Work to complete - Which lines of the records contain "的坐标为"? Collect every one of them.

Task input -
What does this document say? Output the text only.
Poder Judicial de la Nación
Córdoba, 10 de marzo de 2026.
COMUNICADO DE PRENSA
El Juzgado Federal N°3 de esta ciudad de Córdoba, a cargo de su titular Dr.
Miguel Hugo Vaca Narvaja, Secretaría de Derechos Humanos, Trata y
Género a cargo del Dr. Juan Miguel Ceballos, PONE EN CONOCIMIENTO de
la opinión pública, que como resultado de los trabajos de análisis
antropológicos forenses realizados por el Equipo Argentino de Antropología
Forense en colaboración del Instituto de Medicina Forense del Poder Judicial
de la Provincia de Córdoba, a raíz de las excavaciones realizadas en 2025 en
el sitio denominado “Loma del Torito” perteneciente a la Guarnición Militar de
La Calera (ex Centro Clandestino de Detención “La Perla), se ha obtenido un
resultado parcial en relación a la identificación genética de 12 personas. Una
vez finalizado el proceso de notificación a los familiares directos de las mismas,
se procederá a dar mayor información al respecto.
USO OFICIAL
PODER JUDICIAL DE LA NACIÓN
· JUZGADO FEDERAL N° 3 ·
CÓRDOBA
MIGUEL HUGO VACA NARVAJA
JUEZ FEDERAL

---

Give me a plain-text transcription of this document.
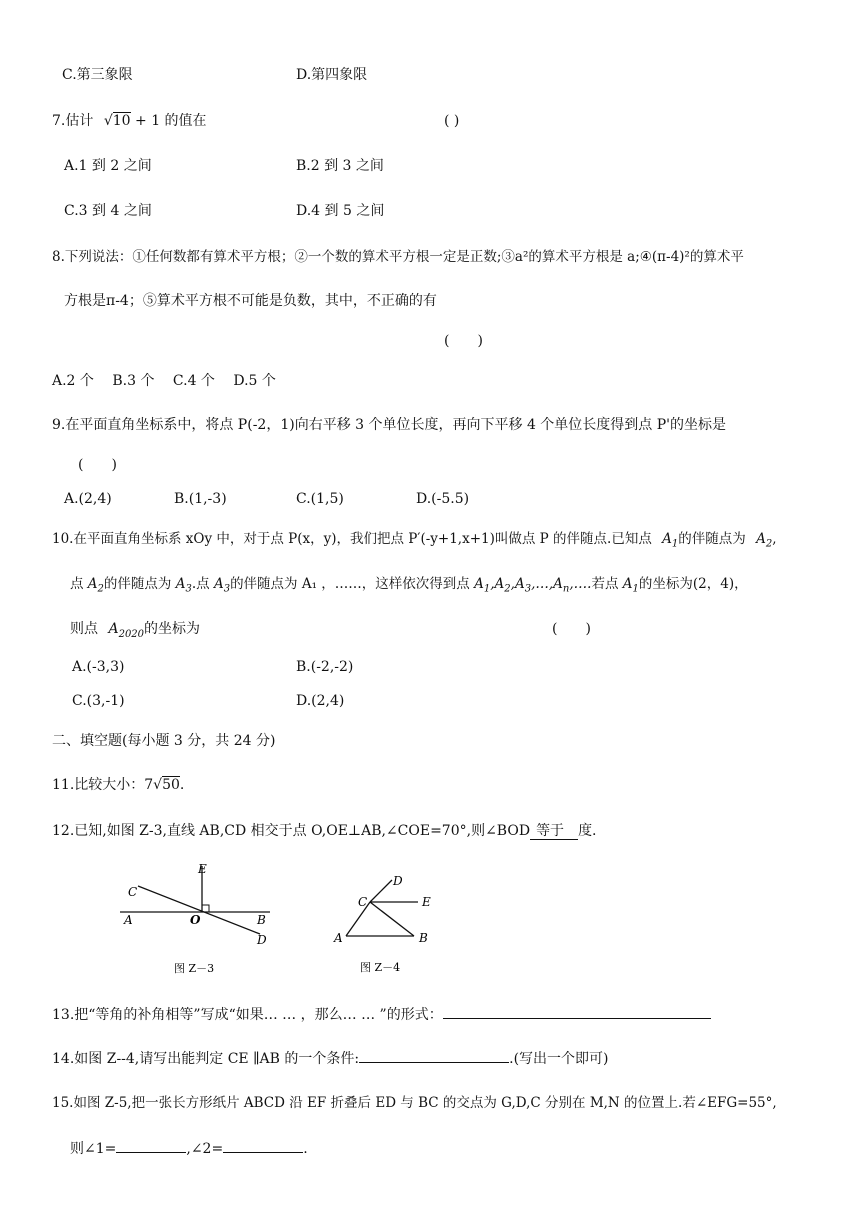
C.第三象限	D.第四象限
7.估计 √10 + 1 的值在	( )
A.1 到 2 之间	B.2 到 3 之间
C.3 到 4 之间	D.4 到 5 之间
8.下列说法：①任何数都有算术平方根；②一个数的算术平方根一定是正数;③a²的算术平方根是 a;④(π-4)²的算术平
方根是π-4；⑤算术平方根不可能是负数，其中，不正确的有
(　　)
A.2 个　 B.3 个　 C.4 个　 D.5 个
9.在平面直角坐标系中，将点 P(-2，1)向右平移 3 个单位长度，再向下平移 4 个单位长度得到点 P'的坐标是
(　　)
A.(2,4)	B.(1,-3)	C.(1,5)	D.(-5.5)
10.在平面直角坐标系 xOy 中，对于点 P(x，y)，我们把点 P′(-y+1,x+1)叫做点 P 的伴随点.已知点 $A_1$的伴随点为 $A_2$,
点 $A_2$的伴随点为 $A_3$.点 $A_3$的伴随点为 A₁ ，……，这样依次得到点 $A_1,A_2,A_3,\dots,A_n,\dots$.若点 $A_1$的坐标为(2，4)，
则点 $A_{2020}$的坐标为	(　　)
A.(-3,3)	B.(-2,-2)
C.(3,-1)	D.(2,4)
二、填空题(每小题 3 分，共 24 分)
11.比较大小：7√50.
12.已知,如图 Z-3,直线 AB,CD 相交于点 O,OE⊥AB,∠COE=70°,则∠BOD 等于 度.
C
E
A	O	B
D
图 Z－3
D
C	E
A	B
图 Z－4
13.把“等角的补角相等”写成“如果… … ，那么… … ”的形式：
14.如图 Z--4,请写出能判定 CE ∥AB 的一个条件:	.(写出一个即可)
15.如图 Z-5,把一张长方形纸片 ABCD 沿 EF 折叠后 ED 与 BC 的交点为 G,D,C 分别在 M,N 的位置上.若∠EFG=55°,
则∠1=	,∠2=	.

Solution -
点 $A_2$的伴随点为 $A_3$.点 $A_3$的伴随点为 A₁ ，……，这样依次得到点 $A_1,A_2,A_3,\dots,A_n,\dots$.若点 $A_1$的坐标为(2，4)，
则点 $A_{2020}$的坐标为	(　　)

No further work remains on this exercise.